____ RECORDS TO USE

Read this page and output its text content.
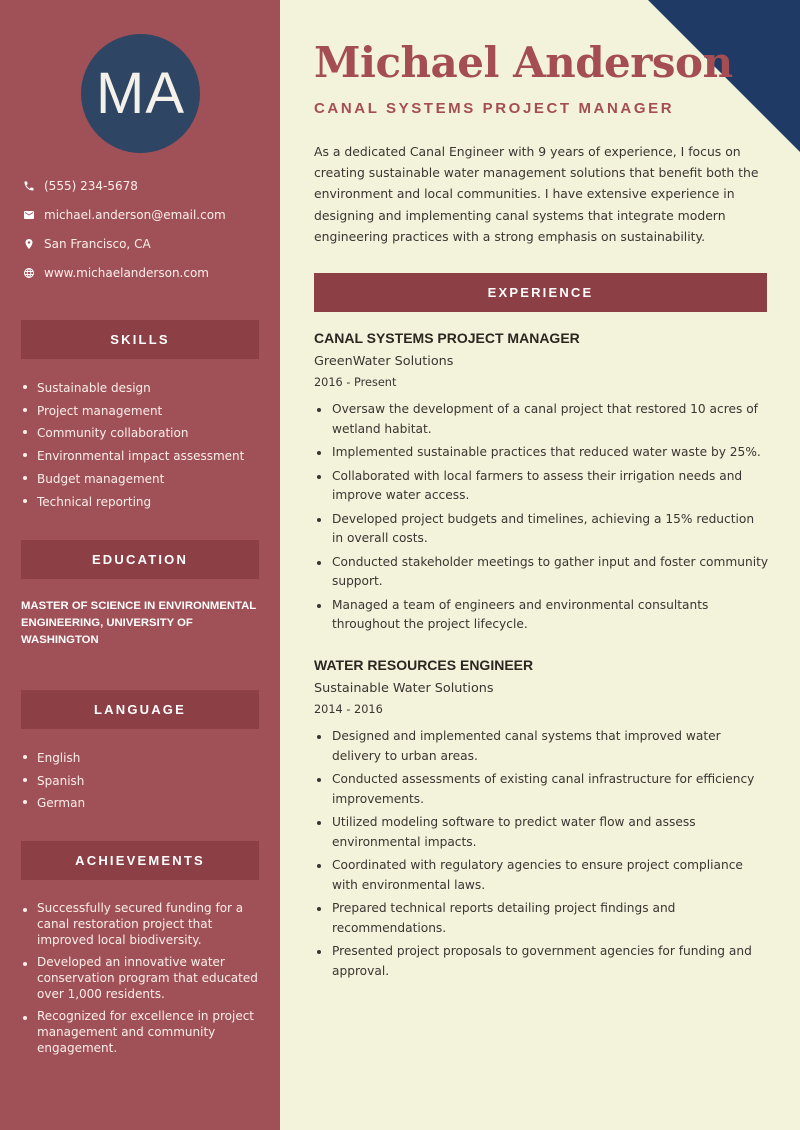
MA
(555) 234-5678
michael.anderson@email.com
San Francisco, CA
www.michaelanderson.com
SKILLS
Sustainable design
Project management
Community collaboration
Environmental impact assessment
Budget management
Technical reporting
EDUCATION
MASTER OF SCIENCE IN ENVIRONMENTAL ENGINEERING, UNIVERSITY OF WASHINGTON
LANGUAGE
English
Spanish
German
ACHIEVEMENTS
Successfully secured funding for a canal restoration project that improved local biodiversity.
Developed an innovative water conservation program that educated over 1,000 residents.
Recognized for excellence in project management and community engagement.
Michael Anderson
CANAL SYSTEMS PROJECT MANAGER

As a dedicated Canal Engineer with 9 years of experience, I focus on creating sustainable water management solutions that benefit both the environment and local communities. I have extensive experience in designing and implementing canal systems that integrate modern engineering practices with a strong emphasis on sustainability.

EXPERIENCE
CANAL SYSTEMS PROJECT MANAGER
GreenWater Solutions
2016 - Present
Oversaw the development of a canal project that restored 10 acres of wetland habitat.
Implemented sustainable practices that reduced water waste by 25%.
Collaborated with local farmers to assess their irrigation needs and improve water access.
Developed project budgets and timelines, achieving a 15% reduction in overall costs.
Conducted stakeholder meetings to gather input and foster community support.
Managed a team of engineers and environmental consultants throughout the project lifecycle.
WATER RESOURCES ENGINEER
Sustainable Water Solutions
2014 - 2016
Designed and implemented canal systems that improved water delivery to urban areas.
Conducted assessments of existing canal infrastructure for efficiency improvements.
Utilized modeling software to predict water flow and assess environmental impacts.
Coordinated with regulatory agencies to ensure project compliance with environmental laws.
Prepared technical reports detailing project findings and recommendations.
Presented project proposals to government agencies for funding and approval.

________

CHALLENGE -
Could you repeat all of the material exactly? Pictures should not be copied.

PROBLEM SOLUTION -
Read this page and output its text content.
MA
(555) 234-5678
michael.anderson@email.com
San Francisco, CA
www.michaelanderson.com
SKILLS
Sustainable design
Project management
Community collaboration
Environmental impact assessment
Budget management
Technical reporting
EDUCATION
MASTER OF SCIENCE IN ENVIRONMENTAL ENGINEERING, UNIVERSITY OF WASHINGTON
LANGUAGE
English
Spanish
German
ACHIEVEMENTS
Successfully secured funding for a canal restoration project that improved local biodiversity.
Developed an innovative water conservation program that educated over 1,000 residents.
Recognized for excellence in project management and community engagement.
Michael Anderson
CANAL SYSTEMS PROJECT MANAGER

As a dedicated Canal Engineer with 9 years of experience, I focus on creating sustainable water management solutions that benefit both the environment and local communities. I have extensive experience in designing and implementing canal systems that integrate modern engineering practices with a strong emphasis on sustainability.

EXPERIENCE
CANAL SYSTEMS PROJECT MANAGER
GreenWater Solutions
2016 - Present
Oversaw the development of a canal project that restored 10 acres of wetland habitat.
Implemented sustainable practices that reduced water waste by 25%.
Collaborated with local farmers to assess their irrigation needs and improve water access.
Developed project budgets and timelines, achieving a 15% reduction in overall costs.
Conducted stakeholder meetings to gather input and foster community support.
Managed a team of engineers and environmental consultants throughout the project lifecycle.
WATER RESOURCES ENGINEER
Sustainable Water Solutions
2014 - 2016
Designed and implemented canal systems that improved water delivery to urban areas.
Conducted assessments of existing canal infrastructure for efficiency improvements.
Utilized modeling software to predict water flow and assess environmental impacts.
Coordinated with regulatory agencies to ensure project compliance with environmental laws.
Prepared technical reports detailing project findings and recommendations.
Presented project proposals to government agencies for funding and approval.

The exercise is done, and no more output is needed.